What to do:
Return each line of the listing below, unchanged, and omit the images.

╔══

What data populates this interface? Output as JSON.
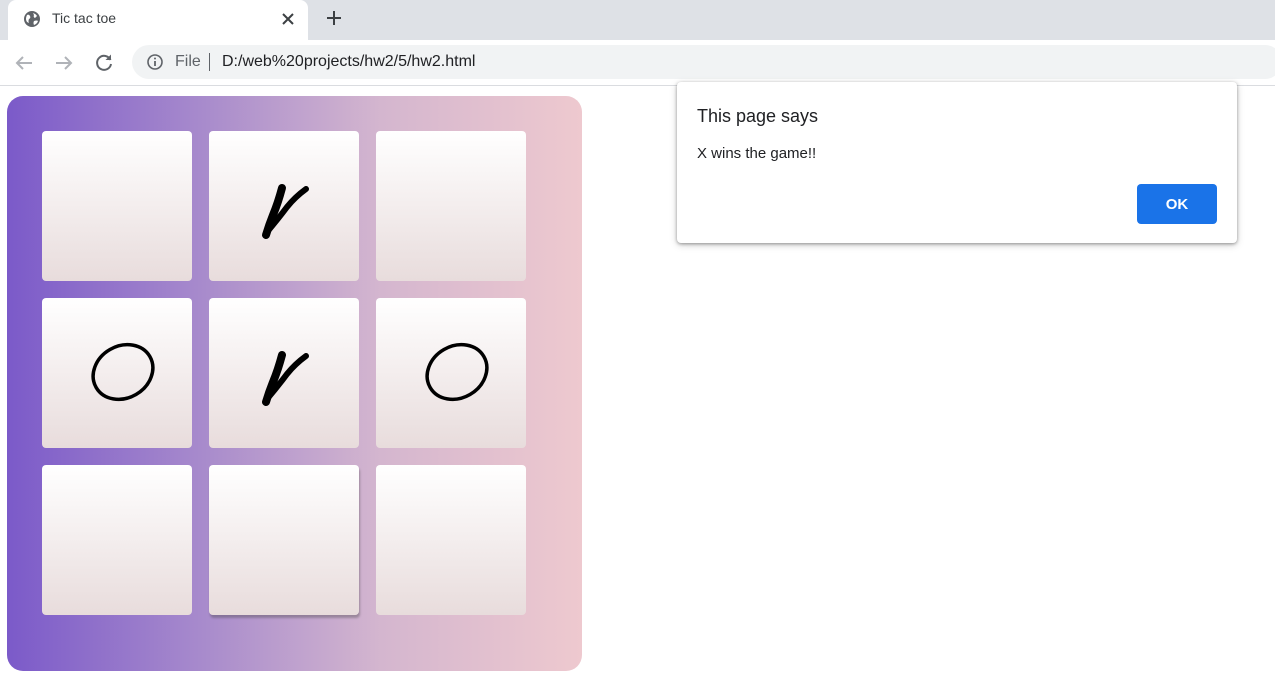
{
  "browser": {
    "tab_title": "Tic tac toe",
    "omnibox_scheme_label": "File",
    "url": "D:/web%20projects/hw2/5/hw2.html"
  },
  "game": {
    "board": [
      [
        "",
        "X",
        ""
      ],
      [
        "O",
        "X",
        "O"
      ],
      [
        "",
        "",
        ""
      ]
    ],
    "colors": {
      "gradient_start": "#7b5ac9",
      "gradient_end": "#eec9cf",
      "mark": "#000000"
    }
  },
  "dialog": {
    "heading": "This page says",
    "message": "X wins the game!!",
    "ok_label": "OK",
    "ok_color": "#1a73e8"
  },
  "icons": [
    "globe-icon",
    "close-icon",
    "plus-icon",
    "back-arrow-icon",
    "forward-arrow-icon",
    "reload-icon",
    "info-icon",
    "x-mark-icon",
    "o-mark-icon"
  ]
}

╚══

Answer below:
What data populates this interface? Output as JSON.
{
  "browser": {
    "tab_title": "Tic tac toe",
    "omnibox_scheme_label": "File",
    "url": "D:/web%20projects/hw2/5/hw2.html"
  },
  "game": {
    "board": [
      [
        "",
        "X",
        ""
      ],
      [
        "O",
        "X",
        "O"
      ],
      [
        "",
        "",
        ""
      ]
    ],
    "colors": {
      "gradient_start": "#7b5ac9",
      "gradient_end": "#eec9cf",
      "mark": "#000000"
    }
  },
  "dialog": {
    "heading": "This page says",
    "message": "X wins the game!!",
    "ok_label": "OK",
    "ok_color": "#1a73e8"
  },
  "icons": [
    "globe-icon",
    "close-icon",
    "plus-icon",
    "back-arrow-icon",
    "forward-arrow-icon",
    "reload-icon",
    "info-icon",
    "x-mark-icon",
    "o-mark-icon"
  ]
}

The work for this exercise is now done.